# THE RECORDS
** START **

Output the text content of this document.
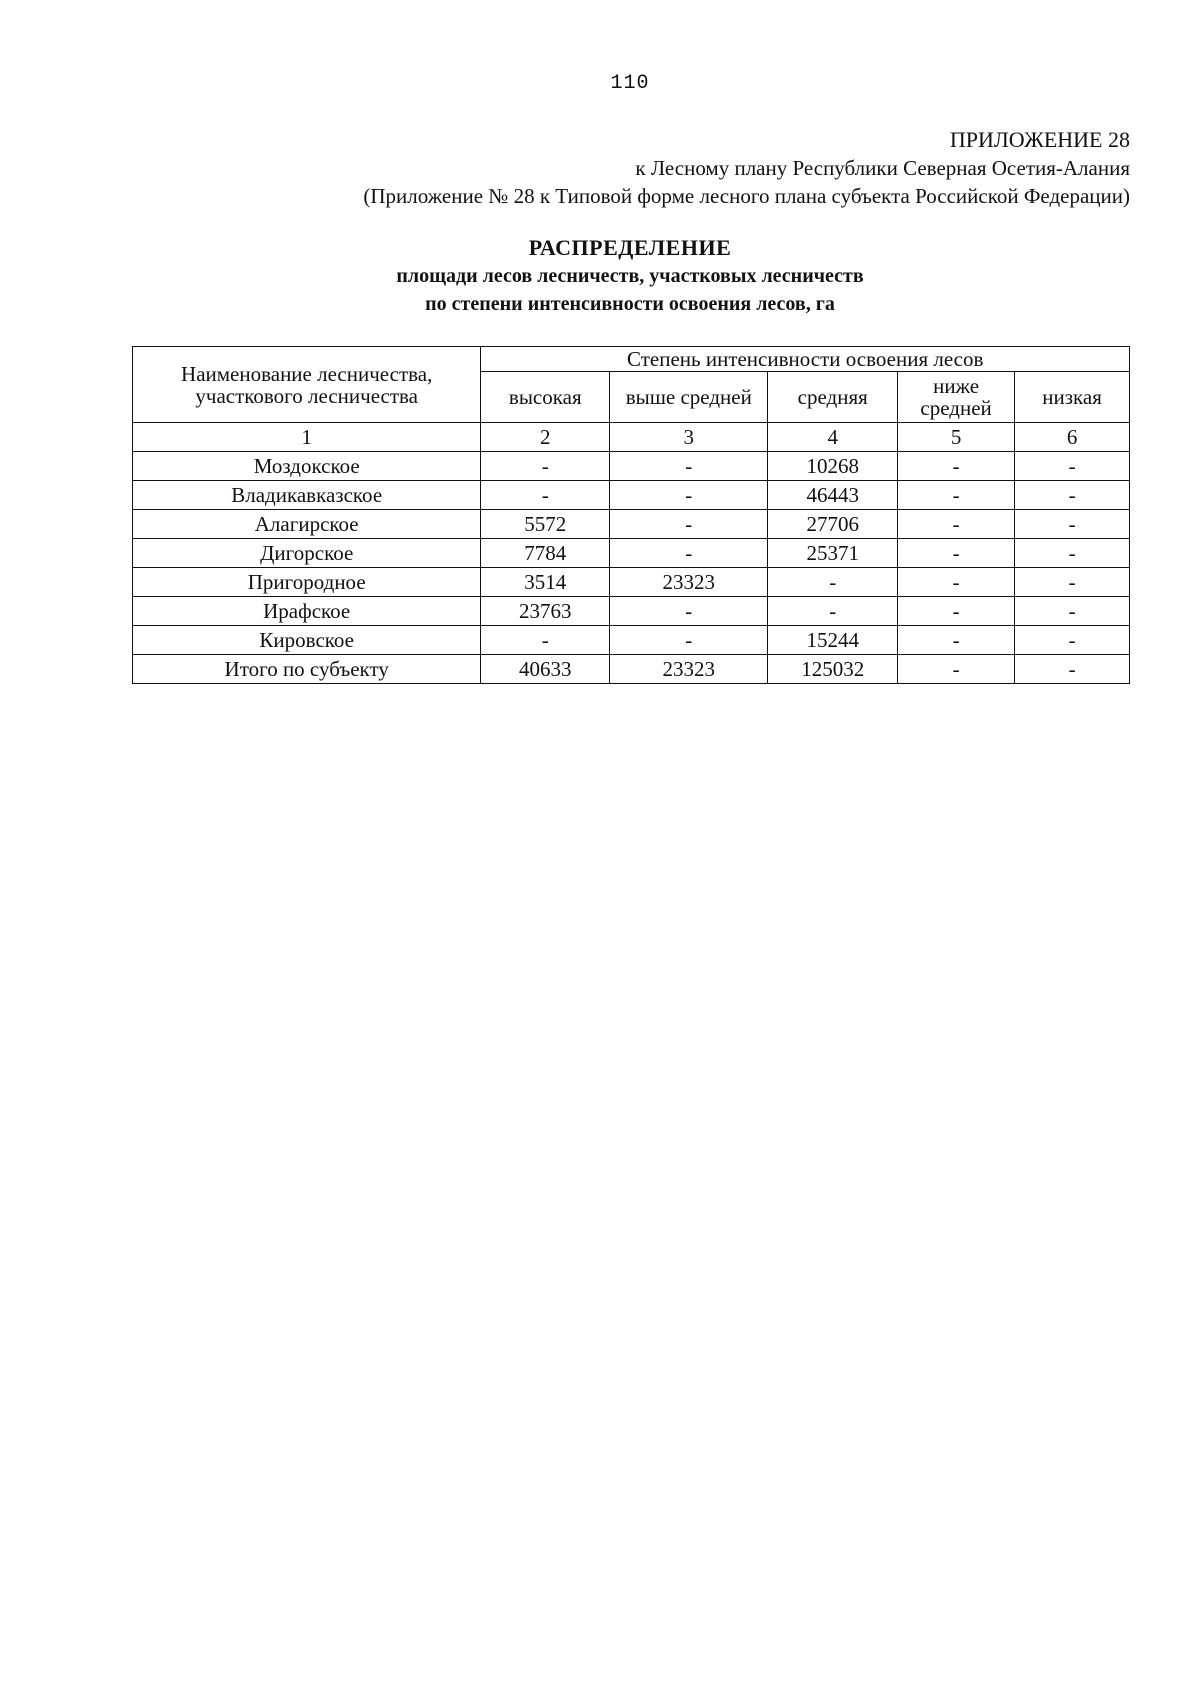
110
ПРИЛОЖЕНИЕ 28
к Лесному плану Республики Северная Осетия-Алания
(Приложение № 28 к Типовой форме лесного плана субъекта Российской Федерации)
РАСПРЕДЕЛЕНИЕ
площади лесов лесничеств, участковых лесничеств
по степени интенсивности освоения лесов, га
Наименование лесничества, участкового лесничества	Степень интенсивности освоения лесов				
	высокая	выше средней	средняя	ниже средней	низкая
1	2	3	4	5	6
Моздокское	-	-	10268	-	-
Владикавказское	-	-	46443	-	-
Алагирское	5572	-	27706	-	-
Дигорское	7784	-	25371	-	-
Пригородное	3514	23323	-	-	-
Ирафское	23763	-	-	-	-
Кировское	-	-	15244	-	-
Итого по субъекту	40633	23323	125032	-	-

** END **
** START **

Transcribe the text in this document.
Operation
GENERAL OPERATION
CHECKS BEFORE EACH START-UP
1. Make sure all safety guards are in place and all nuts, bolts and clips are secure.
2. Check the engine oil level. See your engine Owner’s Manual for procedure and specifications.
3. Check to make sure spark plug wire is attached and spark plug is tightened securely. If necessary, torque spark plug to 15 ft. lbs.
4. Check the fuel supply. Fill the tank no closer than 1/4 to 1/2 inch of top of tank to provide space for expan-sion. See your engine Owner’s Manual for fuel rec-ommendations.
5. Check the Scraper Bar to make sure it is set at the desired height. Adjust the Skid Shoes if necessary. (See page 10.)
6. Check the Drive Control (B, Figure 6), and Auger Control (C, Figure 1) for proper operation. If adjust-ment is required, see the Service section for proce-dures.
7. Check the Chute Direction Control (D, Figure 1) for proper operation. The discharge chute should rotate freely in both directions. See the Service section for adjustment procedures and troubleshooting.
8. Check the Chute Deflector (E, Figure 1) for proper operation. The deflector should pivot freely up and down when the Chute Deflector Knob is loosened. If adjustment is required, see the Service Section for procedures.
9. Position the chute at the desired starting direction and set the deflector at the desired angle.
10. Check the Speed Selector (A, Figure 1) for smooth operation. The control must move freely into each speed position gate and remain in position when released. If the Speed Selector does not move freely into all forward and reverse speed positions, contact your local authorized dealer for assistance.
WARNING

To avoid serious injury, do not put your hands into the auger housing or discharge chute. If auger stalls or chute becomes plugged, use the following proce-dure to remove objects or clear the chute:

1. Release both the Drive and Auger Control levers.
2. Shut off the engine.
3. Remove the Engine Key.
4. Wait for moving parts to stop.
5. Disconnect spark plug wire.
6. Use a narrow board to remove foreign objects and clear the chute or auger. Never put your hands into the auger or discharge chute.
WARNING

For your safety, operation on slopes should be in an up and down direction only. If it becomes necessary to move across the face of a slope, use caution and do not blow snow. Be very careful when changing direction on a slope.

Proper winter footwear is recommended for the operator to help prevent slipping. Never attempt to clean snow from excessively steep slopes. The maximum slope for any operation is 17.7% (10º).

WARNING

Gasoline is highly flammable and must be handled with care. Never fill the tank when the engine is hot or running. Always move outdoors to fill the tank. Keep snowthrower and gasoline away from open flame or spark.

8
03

** END **

# GOAL
Copy, from the material above, each line in which the string "required" occurs.

# ANSWER
6. Check the Drive Control (B, Figure 6), and Auger Control (C, Figure 1) for proper operation. If adjust-ment is required, see the Service section for proce-dures.
8. Check the Chute Deflector (E, Figure 1) for proper operation. The deflector should pivot freely up and down when the Chute Deflector Knob is loosened. If adjustment is required, see the Service Section for procedures.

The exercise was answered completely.